Which lines hold the string "this"? Copy every one of them.

++++++++++++++++++++

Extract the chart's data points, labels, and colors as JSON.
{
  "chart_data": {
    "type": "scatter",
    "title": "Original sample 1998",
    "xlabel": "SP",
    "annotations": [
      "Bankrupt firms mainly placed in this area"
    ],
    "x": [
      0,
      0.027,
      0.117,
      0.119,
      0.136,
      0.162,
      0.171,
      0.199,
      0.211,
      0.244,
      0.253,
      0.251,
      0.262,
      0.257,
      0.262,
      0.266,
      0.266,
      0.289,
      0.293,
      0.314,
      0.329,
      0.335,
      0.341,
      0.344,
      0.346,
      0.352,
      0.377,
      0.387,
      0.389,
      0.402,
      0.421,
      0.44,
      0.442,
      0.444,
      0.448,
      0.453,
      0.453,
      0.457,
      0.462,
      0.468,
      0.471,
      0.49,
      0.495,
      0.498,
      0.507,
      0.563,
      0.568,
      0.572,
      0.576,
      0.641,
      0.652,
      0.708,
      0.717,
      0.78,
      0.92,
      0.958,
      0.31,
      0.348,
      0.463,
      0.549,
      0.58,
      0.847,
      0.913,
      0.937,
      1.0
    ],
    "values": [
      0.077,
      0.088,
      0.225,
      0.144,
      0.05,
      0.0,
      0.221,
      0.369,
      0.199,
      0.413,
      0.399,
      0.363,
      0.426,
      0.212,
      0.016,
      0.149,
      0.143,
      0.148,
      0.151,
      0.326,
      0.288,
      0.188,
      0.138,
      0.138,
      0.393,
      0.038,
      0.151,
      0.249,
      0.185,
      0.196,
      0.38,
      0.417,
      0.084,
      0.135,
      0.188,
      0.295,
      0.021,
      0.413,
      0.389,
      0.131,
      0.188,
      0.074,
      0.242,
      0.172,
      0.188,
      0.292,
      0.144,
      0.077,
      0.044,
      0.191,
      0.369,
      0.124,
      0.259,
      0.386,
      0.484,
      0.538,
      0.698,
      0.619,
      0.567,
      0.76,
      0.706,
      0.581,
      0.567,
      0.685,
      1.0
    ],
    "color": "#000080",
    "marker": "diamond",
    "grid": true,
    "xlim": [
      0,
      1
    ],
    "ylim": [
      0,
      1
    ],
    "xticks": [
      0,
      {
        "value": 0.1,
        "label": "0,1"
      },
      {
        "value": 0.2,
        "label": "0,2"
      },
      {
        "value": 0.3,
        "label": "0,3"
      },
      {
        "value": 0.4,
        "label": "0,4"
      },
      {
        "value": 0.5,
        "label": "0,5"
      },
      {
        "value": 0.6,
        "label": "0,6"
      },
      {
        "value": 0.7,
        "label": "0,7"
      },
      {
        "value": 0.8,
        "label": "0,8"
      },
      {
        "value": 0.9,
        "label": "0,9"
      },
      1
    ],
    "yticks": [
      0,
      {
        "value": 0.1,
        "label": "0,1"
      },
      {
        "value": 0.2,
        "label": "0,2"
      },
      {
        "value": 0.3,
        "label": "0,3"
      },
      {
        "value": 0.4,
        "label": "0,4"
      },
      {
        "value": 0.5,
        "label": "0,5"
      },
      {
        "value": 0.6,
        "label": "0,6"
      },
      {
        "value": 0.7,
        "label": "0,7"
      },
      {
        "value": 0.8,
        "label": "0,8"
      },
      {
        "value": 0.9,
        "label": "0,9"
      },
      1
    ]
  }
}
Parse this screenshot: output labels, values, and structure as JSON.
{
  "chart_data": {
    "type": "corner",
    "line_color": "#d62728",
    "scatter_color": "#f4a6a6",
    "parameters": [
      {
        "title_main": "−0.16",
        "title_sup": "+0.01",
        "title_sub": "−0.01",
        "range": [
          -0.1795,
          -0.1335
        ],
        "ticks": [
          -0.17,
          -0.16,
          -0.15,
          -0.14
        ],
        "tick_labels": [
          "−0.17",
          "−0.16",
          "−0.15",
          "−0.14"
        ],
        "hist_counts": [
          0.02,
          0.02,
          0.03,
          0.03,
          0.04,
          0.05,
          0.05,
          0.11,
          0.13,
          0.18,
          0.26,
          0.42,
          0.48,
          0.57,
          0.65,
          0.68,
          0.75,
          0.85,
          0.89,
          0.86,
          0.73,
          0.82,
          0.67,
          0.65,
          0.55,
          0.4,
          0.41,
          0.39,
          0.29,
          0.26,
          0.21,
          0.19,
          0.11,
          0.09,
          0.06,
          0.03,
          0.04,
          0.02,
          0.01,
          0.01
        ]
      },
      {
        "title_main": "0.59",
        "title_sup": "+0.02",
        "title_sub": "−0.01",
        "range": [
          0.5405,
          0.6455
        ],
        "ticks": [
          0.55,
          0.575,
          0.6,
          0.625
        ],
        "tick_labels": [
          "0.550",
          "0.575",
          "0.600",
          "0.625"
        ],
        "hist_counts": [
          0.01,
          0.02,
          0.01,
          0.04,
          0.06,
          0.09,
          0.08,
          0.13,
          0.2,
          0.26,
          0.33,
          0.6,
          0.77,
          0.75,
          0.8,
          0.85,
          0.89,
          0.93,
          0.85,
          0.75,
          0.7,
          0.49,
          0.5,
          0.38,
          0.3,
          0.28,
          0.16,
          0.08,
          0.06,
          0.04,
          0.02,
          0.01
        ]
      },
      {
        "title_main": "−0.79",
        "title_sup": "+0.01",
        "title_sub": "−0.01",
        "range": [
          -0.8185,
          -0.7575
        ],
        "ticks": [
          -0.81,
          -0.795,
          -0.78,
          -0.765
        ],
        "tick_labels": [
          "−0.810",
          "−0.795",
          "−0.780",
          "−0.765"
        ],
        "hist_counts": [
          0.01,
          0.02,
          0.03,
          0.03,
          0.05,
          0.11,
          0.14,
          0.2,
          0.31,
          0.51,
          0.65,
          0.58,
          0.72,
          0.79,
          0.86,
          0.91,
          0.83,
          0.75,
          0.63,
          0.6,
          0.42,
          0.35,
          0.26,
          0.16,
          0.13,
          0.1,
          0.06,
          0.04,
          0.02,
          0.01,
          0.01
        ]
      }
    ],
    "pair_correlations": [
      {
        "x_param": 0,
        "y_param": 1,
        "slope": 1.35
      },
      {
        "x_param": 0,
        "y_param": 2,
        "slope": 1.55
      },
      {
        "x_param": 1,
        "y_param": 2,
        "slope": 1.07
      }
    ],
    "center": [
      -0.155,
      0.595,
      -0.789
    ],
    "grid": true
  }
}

++++++++++++++++++++

### CORRECT RESULT
      "Bankrupt firms mainly placed in this area"
Parse this screenshot: output labels, values, and structure as JSON.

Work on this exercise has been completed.